Layout annotation data
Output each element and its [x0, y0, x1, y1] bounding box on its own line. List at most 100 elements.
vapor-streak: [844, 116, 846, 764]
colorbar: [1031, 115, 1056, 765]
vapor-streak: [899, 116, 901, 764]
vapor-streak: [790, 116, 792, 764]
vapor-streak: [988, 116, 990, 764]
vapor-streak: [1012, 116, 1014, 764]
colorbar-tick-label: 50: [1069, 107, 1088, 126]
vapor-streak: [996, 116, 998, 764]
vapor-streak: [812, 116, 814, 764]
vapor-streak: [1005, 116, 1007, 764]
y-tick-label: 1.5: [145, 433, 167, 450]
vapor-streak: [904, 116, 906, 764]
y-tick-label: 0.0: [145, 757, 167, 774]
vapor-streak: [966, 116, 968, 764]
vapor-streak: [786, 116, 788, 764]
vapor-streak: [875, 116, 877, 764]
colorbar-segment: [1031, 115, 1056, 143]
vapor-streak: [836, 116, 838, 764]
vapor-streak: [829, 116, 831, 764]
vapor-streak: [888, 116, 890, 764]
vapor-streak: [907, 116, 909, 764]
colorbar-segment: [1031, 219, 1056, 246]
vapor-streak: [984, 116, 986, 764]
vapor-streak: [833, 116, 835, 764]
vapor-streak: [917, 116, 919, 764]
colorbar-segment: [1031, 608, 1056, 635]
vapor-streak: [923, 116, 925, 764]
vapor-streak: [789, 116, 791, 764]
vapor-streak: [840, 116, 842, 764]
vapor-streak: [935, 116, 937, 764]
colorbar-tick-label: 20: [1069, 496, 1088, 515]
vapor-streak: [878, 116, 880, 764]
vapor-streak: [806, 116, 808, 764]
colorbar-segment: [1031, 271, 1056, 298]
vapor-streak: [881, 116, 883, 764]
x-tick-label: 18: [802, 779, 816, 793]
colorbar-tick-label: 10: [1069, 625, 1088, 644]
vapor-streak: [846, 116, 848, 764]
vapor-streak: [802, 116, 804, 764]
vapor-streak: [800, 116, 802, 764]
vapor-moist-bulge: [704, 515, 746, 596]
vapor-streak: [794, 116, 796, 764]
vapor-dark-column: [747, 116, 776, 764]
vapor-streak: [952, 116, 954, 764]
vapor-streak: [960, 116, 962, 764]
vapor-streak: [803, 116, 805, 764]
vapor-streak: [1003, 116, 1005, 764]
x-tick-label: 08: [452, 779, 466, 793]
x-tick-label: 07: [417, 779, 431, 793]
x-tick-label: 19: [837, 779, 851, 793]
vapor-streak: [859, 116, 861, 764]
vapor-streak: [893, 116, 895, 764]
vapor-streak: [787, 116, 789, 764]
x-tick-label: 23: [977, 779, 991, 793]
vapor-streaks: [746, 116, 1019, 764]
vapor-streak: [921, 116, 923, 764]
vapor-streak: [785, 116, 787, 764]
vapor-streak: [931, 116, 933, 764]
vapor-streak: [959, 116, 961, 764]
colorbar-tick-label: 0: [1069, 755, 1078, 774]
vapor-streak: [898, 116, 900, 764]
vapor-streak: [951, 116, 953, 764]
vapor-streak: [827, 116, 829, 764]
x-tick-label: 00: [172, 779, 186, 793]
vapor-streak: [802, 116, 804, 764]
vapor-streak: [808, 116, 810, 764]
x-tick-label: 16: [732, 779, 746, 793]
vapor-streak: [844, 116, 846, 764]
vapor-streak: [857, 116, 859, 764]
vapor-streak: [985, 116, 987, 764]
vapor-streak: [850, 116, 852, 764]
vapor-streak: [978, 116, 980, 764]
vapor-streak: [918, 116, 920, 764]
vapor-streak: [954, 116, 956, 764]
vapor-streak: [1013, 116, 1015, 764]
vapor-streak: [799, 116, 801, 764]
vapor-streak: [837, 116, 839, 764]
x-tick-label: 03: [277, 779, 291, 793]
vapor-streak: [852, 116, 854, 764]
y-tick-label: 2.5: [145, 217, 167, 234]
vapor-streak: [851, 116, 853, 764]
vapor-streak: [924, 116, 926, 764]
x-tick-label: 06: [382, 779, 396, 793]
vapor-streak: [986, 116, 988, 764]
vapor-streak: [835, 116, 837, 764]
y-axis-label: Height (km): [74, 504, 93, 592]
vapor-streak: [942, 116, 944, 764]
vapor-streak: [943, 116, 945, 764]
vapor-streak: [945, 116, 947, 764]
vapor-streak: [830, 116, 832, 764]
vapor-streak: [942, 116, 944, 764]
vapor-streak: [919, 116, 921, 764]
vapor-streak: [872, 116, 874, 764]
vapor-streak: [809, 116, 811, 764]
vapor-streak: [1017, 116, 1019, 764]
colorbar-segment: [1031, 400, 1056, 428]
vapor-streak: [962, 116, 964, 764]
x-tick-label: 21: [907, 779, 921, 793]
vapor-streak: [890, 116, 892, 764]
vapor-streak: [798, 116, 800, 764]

CHALLENGE – Set out all of the data above as a numbered list, leaving out any blank lines.

SOLVED EXERCISE –
1. Output each element and its [x0, y0, x1, y1] bounding box on its own line. List at most 100 elements.
2. vapor-streak: [844, 116, 846, 764]
3. colorbar: [1031, 115, 1056, 765]
4. vapor-streak: [899, 116, 901, 764]
5. vapor-streak: [790, 116, 792, 764]
6. vapor-streak: [988, 116, 990, 764]
7. vapor-streak: [1012, 116, 1014, 764]
8. colorbar-tick-label: 50: [1069, 107, 1088, 126]
9. vapor-streak: [996, 116, 998, 764]
10. vapor-streak: [812, 116, 814, 764]
11. vapor-streak: [1005, 116, 1007, 764]
12. y-tick-label: 1.5: [145, 433, 167, 450]
13. vapor-streak: [904, 116, 906, 764]
14. y-tick-label: 0.0: [145, 757, 167, 774]
15. vapor-streak: [966, 116, 968, 764]
16. vapor-streak: [786, 116, 788, 764]
17. vapor-streak: [875, 116, 877, 764]
18. colorbar-segment: [1031, 115, 1056, 143]
19. vapor-streak: [836, 116, 838, 764]
20. vapor-streak: [829, 116, 831, 764]
21. vapor-streak: [888, 116, 890, 764]
22. vapor-streak: [907, 116, 909, 764]
23. colorbar-segment: [1031, 219, 1056, 246]
24. vapor-streak: [984, 116, 986, 764]
25. vapor-streak: [833, 116, 835, 764]
26. vapor-streak: [917, 116, 919, 764]
27. colorbar-segment: [1031, 608, 1056, 635]
28. vapor-streak: [923, 116, 925, 764]
29. vapor-streak: [789, 116, 791, 764]
30. vapor-streak: [840, 116, 842, 764]
31. vapor-streak: [935, 116, 937, 764]
32. colorbar-tick-label: 20: [1069, 496, 1088, 515]
33. vapor-streak: [878, 116, 880, 764]
34. vapor-streak: [806, 116, 808, 764]
35. colorbar-segment: [1031, 271, 1056, 298]
36. vapor-streak: [881, 116, 883, 764]
37. x-tick-label: 18: [802, 779, 816, 793]
38. colorbar-tick-label: 10: [1069, 625, 1088, 644]
39. vapor-streak: [846, 116, 848, 764]
40. vapor-streak: [802, 116, 804, 764]
41. vapor-streak: [800, 116, 802, 764]
42. vapor-moist-bulge: [704, 515, 746, 596]
43. vapor-streak: [794, 116, 796, 764]
44. vapor-dark-column: [747, 116, 776, 764]
45. vapor-streak: [952, 116, 954, 764]
46. vapor-streak: [960, 116, 962, 764]
47. vapor-streak: [803, 116, 805, 764]
48. vapor-streak: [1003, 116, 1005, 764]
49. x-tick-label: 08: [452, 779, 466, 793]
50. x-tick-label: 07: [417, 779, 431, 793]
51. x-tick-label: 19: [837, 779, 851, 793]
52. vapor-streak: [859, 116, 861, 764]
53. vapor-streak: [893, 116, 895, 764]
54. vapor-streak: [787, 116, 789, 764]
55. x-tick-label: 23: [977, 779, 991, 793]
56. vapor-streaks: [746, 116, 1019, 764]
57. vapor-streak: [921, 116, 923, 764]
58. vapor-streak: [785, 116, 787, 764]
59. vapor-streak: [931, 116, 933, 764]
60. vapor-streak: [959, 116, 961, 764]
61. colorbar-tick-label: 0: [1069, 755, 1078, 774]
62. vapor-streak: [898, 116, 900, 764]
63. vapor-streak: [951, 116, 953, 764]
64. vapor-streak: [827, 116, 829, 764]
65. x-tick-label: 00: [172, 779, 186, 793]
66. vapor-streak: [802, 116, 804, 764]
67. vapor-streak: [808, 116, 810, 764]
68. x-tick-label: 16: [732, 779, 746, 793]
69. vapor-streak: [844, 116, 846, 764]
70. vapor-streak: [857, 116, 859, 764]
71. vapor-streak: [985, 116, 987, 764]
72. vapor-streak: [850, 116, 852, 764]
73. vapor-streak: [978, 116, 980, 764]
74. vapor-streak: [918, 116, 920, 764]
75. vapor-streak: [954, 116, 956, 764]
76. vapor-streak: [1013, 116, 1015, 764]
77. vapor-streak: [799, 116, 801, 764]
78. vapor-streak: [837, 116, 839, 764]
79. x-tick-label: 03: [277, 779, 291, 793]
80. vapor-streak: [852, 116, 854, 764]
81. y-tick-label: 2.5: [145, 217, 167, 234]
82. vapor-streak: [851, 116, 853, 764]
83. vapor-streak: [924, 116, 926, 764]
84. x-tick-label: 06: [382, 779, 396, 793]
85. vapor-streak: [986, 116, 988, 764]
86. vapor-streak: [835, 116, 837, 764]
87. y-axis-label: Height (km): [74, 504, 93, 592]
88. vapor-streak: [942, 116, 944, 764]
89. vapor-streak: [943, 116, 945, 764]
90. vapor-streak: [945, 116, 947, 764]
91. vapor-streak: [830, 116, 832, 764]
92. vapor-streak: [942, 116, 944, 764]
93. vapor-streak: [919, 116, 921, 764]
94. vapor-streak: [872, 116, 874, 764]
95. vapor-streak: [809, 116, 811, 764]
96. vapor-streak: [1017, 116, 1019, 764]
97. colorbar-segment: [1031, 400, 1056, 428]
98. vapor-streak: [962, 116, 964, 764]
99. x-tick-label: 21: [907, 779, 921, 793]
100. vapor-streak: [890, 116, 892, 764]
101. vapor-streak: [798, 116, 800, 764]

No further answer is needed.